▶ [PROMPT]:
The expected answer is a bare count of the lines in the data below that contain "ylabel".

Dataset entries:
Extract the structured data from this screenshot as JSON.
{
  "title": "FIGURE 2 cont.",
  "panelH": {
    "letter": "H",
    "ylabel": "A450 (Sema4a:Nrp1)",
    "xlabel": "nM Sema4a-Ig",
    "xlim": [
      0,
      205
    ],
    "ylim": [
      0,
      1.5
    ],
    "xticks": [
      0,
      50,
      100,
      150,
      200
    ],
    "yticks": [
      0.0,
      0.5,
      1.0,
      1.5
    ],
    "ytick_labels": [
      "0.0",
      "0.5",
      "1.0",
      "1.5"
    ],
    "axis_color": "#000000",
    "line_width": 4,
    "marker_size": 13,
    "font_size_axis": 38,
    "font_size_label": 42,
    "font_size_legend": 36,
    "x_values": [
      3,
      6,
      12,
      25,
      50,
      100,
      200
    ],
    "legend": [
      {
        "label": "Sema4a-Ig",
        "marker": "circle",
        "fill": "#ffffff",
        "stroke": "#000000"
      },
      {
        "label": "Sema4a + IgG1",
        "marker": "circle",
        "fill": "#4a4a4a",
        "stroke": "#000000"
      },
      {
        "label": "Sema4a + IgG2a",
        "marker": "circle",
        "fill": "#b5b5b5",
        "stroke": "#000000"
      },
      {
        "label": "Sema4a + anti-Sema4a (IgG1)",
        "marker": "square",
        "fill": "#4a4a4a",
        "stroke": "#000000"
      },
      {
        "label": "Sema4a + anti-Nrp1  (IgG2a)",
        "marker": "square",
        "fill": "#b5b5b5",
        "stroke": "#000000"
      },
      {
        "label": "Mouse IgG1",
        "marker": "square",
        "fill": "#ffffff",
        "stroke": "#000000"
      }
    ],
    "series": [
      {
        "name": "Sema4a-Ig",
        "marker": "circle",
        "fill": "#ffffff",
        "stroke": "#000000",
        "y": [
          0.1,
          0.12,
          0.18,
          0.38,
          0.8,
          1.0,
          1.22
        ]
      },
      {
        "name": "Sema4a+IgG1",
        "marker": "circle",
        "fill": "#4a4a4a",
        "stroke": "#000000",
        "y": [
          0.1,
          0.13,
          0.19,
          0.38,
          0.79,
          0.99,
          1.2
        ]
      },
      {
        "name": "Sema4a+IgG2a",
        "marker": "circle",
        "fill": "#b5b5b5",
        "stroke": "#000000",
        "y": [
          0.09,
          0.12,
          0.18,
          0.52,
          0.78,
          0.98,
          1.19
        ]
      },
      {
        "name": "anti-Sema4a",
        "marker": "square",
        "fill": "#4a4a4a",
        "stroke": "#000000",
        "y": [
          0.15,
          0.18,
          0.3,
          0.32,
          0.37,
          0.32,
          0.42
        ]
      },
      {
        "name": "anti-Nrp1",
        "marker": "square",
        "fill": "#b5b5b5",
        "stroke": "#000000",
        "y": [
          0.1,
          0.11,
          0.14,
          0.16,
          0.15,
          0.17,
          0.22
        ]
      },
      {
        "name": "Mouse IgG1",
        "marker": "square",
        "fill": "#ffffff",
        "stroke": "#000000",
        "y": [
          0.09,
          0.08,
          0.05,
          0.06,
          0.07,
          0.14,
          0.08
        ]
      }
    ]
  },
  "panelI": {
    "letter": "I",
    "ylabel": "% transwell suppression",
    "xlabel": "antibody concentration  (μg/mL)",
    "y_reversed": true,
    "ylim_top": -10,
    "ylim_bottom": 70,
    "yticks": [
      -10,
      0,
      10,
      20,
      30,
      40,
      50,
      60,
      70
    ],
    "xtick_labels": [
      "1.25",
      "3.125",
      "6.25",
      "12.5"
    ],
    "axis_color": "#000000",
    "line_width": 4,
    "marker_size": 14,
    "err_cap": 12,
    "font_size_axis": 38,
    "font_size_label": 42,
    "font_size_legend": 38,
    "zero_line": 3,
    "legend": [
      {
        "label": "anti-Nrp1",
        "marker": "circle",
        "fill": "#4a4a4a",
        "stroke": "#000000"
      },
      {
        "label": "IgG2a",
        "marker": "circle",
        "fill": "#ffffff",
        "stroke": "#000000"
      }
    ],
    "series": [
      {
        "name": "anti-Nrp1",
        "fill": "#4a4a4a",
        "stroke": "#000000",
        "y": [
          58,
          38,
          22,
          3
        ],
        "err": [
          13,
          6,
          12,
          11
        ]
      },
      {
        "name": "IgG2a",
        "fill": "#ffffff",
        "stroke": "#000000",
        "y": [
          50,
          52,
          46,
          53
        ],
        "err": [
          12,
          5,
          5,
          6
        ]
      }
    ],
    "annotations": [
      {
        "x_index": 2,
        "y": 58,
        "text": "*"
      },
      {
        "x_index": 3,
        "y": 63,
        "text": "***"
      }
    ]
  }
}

▶ [YOUR SOLUTION]:
2